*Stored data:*
#####

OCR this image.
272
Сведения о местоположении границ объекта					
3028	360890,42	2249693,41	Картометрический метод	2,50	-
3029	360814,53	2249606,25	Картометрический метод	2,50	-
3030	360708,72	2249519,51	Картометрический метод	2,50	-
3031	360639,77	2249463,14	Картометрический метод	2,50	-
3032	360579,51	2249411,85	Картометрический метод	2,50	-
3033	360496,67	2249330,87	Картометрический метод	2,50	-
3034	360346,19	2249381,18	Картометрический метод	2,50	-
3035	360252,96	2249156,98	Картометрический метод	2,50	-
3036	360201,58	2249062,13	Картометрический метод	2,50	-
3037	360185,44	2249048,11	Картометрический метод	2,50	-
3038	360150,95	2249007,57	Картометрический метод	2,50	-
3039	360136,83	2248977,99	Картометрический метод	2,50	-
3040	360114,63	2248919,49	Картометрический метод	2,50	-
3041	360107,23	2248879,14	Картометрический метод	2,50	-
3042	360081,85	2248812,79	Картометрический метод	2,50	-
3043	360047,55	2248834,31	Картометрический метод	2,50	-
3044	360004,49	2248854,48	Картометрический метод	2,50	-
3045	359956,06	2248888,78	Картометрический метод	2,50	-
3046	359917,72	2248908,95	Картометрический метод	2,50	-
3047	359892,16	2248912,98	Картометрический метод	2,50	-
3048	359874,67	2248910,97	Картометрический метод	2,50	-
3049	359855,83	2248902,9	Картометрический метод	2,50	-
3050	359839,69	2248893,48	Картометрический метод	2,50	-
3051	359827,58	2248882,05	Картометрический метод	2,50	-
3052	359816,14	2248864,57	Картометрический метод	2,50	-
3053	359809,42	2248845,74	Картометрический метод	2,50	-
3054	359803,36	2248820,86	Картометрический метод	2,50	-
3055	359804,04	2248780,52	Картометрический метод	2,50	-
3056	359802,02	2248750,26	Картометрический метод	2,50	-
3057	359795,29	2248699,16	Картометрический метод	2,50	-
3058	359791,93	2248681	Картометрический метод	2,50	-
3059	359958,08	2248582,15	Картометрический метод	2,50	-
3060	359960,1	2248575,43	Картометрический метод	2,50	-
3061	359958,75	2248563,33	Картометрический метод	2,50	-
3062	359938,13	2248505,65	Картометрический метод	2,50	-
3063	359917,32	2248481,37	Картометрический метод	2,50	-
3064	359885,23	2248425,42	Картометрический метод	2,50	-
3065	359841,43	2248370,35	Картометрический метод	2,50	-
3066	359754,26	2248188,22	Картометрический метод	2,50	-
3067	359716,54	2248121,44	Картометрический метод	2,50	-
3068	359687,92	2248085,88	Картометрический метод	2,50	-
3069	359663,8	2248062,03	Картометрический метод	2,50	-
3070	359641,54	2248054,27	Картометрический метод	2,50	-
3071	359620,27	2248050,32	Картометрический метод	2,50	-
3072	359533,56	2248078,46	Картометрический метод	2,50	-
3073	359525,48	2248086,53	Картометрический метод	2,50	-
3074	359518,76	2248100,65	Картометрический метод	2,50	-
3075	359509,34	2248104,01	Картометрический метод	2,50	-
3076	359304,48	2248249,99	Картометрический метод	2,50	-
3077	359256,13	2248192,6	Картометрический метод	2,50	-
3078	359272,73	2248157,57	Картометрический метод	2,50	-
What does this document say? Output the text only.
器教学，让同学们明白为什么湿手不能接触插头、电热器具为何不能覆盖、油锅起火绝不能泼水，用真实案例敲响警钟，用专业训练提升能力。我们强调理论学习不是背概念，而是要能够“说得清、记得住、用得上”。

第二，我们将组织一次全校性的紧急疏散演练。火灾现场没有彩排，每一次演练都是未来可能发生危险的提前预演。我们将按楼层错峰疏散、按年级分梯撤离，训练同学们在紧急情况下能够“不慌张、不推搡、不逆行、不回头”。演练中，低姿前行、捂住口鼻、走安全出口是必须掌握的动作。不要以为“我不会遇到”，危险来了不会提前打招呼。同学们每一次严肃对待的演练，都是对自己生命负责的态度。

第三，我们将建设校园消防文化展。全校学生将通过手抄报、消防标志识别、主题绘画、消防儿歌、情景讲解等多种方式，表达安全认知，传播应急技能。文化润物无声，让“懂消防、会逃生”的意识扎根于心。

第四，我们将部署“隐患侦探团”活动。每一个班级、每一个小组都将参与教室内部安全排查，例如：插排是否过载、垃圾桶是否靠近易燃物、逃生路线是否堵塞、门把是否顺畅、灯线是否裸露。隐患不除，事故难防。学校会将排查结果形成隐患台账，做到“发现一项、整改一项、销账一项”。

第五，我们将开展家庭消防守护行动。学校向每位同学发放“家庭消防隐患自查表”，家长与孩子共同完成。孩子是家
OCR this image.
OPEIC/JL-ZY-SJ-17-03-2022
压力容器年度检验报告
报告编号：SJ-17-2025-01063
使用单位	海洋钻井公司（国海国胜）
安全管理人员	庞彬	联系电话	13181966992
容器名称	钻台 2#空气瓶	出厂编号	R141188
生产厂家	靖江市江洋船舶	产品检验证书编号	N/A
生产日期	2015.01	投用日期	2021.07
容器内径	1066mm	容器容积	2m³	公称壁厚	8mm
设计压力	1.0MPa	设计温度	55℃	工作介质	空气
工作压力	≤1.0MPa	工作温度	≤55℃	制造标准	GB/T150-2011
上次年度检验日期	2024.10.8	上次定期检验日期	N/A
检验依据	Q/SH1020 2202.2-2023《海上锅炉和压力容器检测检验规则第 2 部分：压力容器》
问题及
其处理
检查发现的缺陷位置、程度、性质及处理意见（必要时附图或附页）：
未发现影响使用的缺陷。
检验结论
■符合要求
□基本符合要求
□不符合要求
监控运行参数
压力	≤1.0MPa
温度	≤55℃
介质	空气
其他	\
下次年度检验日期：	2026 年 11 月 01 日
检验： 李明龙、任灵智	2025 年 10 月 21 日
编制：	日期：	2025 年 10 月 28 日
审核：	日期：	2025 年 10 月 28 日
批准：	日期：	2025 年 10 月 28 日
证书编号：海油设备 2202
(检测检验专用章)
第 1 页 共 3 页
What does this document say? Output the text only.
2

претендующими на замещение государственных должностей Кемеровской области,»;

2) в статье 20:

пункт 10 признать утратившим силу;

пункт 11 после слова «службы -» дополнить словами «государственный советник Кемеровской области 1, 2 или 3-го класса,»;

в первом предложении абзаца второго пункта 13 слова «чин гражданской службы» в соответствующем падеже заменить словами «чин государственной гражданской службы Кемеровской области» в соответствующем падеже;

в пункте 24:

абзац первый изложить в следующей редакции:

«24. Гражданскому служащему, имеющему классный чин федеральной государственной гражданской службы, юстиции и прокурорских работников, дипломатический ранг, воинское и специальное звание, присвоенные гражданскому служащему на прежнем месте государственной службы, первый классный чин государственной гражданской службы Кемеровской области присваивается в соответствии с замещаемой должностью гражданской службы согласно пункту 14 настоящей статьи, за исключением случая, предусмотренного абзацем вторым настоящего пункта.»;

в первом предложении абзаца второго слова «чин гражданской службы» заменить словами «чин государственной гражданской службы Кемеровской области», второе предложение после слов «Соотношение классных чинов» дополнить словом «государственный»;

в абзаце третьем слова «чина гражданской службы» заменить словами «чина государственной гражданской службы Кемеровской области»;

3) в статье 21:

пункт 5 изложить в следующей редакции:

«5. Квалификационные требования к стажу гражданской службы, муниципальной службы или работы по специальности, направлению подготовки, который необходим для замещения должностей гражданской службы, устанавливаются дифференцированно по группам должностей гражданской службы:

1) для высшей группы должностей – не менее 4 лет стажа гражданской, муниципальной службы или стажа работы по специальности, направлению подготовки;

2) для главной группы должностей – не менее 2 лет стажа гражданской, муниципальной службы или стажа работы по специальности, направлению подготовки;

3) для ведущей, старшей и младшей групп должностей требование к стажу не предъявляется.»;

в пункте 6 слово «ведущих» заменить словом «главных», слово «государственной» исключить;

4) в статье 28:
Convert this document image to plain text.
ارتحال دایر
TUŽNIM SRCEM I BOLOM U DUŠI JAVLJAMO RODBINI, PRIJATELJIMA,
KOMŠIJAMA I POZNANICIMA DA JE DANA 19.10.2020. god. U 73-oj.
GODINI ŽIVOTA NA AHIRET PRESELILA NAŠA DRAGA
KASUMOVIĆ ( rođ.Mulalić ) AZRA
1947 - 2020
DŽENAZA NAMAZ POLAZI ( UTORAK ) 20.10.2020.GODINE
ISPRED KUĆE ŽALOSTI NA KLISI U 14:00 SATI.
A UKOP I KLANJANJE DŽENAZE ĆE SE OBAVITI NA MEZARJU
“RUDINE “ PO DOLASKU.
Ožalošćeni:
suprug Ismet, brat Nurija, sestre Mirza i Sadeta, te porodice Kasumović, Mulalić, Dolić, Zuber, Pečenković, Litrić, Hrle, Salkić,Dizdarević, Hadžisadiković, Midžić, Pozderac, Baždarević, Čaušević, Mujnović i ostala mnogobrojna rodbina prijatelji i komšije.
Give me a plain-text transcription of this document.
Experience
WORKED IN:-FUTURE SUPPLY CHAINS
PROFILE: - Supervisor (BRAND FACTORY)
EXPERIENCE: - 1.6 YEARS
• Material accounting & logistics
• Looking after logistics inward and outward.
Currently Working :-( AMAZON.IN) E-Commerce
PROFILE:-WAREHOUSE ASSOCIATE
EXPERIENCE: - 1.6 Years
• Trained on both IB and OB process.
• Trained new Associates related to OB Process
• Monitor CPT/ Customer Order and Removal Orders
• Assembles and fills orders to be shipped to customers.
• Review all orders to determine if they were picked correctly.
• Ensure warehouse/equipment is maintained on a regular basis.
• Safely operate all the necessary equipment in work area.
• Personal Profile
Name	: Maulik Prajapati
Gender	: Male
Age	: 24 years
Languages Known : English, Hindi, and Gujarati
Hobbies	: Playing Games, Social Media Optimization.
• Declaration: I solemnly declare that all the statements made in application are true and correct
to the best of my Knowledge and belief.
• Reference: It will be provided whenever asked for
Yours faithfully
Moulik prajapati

#####

Give the count of lines holding the word "редакции", with no other words.

2